[start Data rows]
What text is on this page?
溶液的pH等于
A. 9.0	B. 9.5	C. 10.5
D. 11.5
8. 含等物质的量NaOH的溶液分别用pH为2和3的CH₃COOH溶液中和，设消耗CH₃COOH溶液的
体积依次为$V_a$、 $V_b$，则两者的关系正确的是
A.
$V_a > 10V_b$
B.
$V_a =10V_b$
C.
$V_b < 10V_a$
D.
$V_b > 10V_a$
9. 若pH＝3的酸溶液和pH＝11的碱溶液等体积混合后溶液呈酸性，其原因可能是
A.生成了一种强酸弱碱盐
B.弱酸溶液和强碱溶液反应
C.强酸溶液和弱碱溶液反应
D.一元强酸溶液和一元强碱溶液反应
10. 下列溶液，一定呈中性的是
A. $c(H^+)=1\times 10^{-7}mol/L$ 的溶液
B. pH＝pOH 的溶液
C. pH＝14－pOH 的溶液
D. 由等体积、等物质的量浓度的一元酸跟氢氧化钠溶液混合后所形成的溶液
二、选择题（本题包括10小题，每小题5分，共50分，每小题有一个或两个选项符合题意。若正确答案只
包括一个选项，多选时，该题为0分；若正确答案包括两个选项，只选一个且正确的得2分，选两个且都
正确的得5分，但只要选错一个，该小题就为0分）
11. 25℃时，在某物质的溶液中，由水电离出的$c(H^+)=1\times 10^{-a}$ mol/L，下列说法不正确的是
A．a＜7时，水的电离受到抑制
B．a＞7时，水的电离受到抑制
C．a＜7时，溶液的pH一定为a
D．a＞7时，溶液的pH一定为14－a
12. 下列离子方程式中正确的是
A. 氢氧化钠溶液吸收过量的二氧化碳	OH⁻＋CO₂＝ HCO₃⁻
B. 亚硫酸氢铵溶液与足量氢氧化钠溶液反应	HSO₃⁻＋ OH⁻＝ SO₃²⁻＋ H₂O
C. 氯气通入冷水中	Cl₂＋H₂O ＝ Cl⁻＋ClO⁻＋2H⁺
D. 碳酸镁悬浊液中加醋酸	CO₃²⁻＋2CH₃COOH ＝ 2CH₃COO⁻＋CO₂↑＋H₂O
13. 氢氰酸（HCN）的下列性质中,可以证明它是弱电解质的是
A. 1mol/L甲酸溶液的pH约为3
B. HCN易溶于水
[end Data rows]
Write out the records shown above, exactly as they appear.

*Result*
What text is on this page?
溶液的pH等于
A. 9.0	B. 9.5	C. 10.5
D. 11.5
8. 含等物质的量NaOH的溶液分别用pH为2和3的CH₃COOH溶液中和，设消耗CH₃COOH溶液的
体积依次为$V_a$、 $V_b$，则两者的关系正确的是
A.
$V_a > 10V_b$
B.
$V_a =10V_b$
C.
$V_b < 10V_a$
D.
$V_b > 10V_a$
9. 若pH＝3的酸溶液和pH＝11的碱溶液等体积混合后溶液呈酸性，其原因可能是
A.生成了一种强酸弱碱盐
B.弱酸溶液和强碱溶液反应
C.强酸溶液和弱碱溶液反应
D.一元强酸溶液和一元强碱溶液反应
10. 下列溶液，一定呈中性的是
A. $c(H^+)=1\times 10^{-7}mol/L$ 的溶液
B. pH＝pOH 的溶液
C. pH＝14－pOH 的溶液
D. 由等体积、等物质的量浓度的一元酸跟氢氧化钠溶液混合后所形成的溶液
二、选择题（本题包括10小题，每小题5分，共50分，每小题有一个或两个选项符合题意。若正确答案只
包括一个选项，多选时，该题为0分；若正确答案包括两个选项，只选一个且正确的得2分，选两个且都
正确的得5分，但只要选错一个，该小题就为0分）
11. 25℃时，在某物质的溶液中，由水电离出的$c(H^+)=1\times 10^{-a}$ mol/L，下列说法不正确的是
A．a＜7时，水的电离受到抑制
B．a＞7时，水的电离受到抑制
C．a＜7时，溶液的pH一定为a
D．a＞7时，溶液的pH一定为14－a
12. 下列离子方程式中正确的是
A. 氢氧化钠溶液吸收过量的二氧化碳	OH⁻＋CO₂＝ HCO₃⁻
B. 亚硫酸氢铵溶液与足量氢氧化钠溶液反应	HSO₃⁻＋ OH⁻＝ SO₃²⁻＋ H₂O
C. 氯气通入冷水中	Cl₂＋H₂O ＝ Cl⁻＋ClO⁻＋2H⁺
D. 碳酸镁悬浊液中加醋酸	CO₃²⁻＋2CH₃COOH ＝ 2CH₃COO⁻＋CO₂↑＋H₂O
13. 氢氰酸（HCN）的下列性质中,可以证明它是弱电解质的是
A. 1mol/L甲酸溶液的pH约为3
B. HCN易溶于水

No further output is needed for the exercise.